Material for the task ->
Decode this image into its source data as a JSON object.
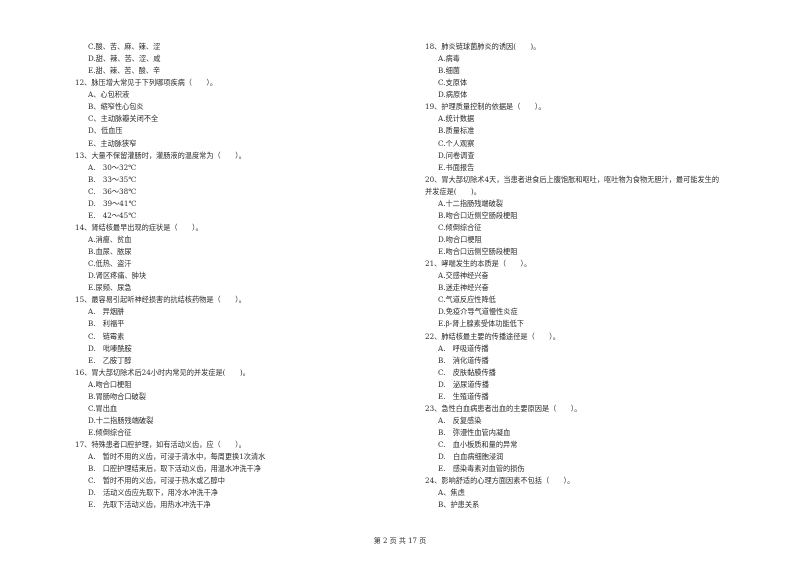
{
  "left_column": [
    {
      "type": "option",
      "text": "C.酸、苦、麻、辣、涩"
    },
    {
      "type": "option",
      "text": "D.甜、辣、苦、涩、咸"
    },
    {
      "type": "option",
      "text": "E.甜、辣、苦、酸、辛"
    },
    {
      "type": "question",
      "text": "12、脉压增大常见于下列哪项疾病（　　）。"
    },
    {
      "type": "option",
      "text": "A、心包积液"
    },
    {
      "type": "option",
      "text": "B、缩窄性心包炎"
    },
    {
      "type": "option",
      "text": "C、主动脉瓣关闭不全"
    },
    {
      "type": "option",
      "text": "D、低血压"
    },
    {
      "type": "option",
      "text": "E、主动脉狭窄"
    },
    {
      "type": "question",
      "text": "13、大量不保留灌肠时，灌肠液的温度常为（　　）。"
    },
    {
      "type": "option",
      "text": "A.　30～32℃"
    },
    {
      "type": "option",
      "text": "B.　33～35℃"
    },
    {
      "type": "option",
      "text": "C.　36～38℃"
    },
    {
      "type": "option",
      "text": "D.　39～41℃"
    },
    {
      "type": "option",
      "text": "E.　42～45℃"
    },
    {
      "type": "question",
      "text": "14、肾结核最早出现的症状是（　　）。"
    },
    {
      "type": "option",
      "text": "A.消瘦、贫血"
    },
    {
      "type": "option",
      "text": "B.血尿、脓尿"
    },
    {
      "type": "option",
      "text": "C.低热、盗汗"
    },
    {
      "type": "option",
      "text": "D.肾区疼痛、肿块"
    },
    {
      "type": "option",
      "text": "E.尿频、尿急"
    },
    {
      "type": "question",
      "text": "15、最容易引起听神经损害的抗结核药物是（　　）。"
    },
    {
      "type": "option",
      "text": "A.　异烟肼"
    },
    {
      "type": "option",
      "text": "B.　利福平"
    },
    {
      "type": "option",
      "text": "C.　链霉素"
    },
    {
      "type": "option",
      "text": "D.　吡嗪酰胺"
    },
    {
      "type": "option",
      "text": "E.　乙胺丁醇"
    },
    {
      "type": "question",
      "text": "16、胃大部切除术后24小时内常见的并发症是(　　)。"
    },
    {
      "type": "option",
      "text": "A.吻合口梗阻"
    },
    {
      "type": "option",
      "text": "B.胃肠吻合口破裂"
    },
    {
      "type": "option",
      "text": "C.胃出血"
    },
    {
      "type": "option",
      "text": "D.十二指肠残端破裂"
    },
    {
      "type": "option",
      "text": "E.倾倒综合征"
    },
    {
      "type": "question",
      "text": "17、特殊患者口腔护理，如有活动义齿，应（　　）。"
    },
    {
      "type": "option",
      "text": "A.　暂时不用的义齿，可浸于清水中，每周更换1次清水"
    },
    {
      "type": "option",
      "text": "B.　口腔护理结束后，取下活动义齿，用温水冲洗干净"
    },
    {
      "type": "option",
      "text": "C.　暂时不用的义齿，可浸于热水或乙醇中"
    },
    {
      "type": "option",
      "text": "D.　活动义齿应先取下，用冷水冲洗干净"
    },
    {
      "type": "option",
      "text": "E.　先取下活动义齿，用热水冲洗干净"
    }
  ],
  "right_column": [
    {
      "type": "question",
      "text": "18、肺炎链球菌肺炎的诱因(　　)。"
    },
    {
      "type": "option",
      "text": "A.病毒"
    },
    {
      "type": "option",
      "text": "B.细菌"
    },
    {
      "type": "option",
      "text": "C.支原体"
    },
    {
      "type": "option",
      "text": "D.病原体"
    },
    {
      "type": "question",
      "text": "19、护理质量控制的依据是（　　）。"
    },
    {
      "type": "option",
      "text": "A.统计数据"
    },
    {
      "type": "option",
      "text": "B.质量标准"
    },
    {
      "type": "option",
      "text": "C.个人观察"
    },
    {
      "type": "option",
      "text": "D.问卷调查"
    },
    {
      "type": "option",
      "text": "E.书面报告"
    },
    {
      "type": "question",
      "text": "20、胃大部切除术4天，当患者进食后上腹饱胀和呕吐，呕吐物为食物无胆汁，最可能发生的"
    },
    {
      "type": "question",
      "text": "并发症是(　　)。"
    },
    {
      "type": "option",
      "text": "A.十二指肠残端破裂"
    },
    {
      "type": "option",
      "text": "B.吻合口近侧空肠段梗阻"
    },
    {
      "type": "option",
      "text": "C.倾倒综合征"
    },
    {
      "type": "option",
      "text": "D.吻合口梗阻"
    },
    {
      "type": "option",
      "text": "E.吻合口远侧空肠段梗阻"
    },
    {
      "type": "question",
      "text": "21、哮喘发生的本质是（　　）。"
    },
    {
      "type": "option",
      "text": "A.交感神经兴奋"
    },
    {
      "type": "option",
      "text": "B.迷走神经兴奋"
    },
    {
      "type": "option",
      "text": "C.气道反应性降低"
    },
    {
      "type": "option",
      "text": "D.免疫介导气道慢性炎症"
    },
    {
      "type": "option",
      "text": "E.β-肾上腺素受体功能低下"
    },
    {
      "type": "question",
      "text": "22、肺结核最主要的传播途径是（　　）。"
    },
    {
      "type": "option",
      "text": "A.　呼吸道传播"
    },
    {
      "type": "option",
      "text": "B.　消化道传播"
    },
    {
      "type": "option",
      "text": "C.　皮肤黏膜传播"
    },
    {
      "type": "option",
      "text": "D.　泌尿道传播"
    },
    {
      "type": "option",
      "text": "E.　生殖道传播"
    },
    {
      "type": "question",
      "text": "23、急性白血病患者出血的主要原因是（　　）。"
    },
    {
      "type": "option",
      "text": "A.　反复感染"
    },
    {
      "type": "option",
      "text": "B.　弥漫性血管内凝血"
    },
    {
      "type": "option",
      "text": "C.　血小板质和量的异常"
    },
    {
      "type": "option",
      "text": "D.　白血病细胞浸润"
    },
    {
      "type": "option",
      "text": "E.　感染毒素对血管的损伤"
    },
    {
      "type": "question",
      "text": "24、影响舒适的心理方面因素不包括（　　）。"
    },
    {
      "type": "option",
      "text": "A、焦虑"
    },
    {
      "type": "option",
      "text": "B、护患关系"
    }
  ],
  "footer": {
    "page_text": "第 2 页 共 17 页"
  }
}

---

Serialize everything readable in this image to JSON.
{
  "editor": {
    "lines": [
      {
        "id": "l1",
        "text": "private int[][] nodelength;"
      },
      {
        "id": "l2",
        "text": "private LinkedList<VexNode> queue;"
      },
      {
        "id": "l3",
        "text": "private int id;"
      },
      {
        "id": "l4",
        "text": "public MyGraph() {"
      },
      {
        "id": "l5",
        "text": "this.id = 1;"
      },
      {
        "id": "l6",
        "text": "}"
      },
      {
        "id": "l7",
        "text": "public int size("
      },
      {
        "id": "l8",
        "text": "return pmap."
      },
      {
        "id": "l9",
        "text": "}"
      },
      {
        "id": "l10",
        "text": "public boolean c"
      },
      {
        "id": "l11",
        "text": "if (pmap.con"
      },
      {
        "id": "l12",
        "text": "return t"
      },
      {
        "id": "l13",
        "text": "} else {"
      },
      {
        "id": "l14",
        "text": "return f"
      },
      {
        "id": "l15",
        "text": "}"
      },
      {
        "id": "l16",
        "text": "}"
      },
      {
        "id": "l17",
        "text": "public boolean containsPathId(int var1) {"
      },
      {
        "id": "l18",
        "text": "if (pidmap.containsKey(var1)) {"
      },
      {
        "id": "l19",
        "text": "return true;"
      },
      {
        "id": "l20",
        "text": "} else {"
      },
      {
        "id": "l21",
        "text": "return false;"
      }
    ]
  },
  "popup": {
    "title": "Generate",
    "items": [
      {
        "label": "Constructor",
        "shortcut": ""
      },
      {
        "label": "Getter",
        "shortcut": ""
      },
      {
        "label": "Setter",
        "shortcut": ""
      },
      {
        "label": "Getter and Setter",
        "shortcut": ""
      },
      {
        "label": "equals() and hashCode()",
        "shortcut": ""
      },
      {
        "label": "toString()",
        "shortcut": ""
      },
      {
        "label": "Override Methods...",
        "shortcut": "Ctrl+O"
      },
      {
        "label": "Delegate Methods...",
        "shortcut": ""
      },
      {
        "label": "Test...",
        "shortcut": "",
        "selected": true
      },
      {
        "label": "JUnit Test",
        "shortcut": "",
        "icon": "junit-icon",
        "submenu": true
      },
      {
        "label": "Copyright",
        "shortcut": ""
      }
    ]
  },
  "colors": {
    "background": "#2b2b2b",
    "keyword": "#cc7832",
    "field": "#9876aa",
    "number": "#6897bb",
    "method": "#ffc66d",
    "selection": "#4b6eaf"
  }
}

---

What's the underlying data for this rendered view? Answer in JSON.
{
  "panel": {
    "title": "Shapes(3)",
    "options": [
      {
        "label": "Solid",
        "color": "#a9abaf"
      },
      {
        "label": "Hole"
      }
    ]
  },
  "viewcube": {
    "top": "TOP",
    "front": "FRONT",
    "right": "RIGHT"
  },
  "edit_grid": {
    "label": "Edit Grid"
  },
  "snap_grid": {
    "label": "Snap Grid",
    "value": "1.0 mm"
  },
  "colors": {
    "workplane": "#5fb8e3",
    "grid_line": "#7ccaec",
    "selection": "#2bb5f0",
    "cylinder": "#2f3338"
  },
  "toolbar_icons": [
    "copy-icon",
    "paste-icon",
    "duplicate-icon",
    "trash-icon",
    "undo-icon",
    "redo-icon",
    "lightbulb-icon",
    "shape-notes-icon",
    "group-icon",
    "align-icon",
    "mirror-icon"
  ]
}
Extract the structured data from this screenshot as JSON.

Objective -> Transcribe, exactly and exclusively, the run of lines that opens with the line bearing "What's the underlying" and closes with the line bearing "Extract the structured".

Response ->
What's the underlying data for this rendered view? Answer in JSON.
{
  "panel": {
    "title": "Shapes(3)",
    "options": [
      {
        "label": "Solid",
        "color": "#a9abaf"
      },
      {
        "label": "Hole"
      }
    ]
  },
  "viewcube": {
    "top": "TOP",
    "front": "FRONT",
    "right": "RIGHT"
  },
  "edit_grid": {
    "label": "Edit Grid"
  },
  "snap_grid": {
    "label": "Snap Grid",
    "value": "1.0 mm"
  },
  "colors": {
    "workplane": "#5fb8e3",
    "grid_line": "#7ccaec",
    "selection": "#2bb5f0",
    "cylinder": "#2f3338"
  },
  "toolbar_icons": [
    "copy-icon",
    "paste-icon",
    "duplicate-icon",
    "trash-icon",
    "undo-icon",
    "redo-icon",
    "lightbulb-icon",
    "shape-notes-icon",
    "group-icon",
    "align-icon",
    "mirror-icon"
  ]
}
Extract the structured data from this screenshot as JSON.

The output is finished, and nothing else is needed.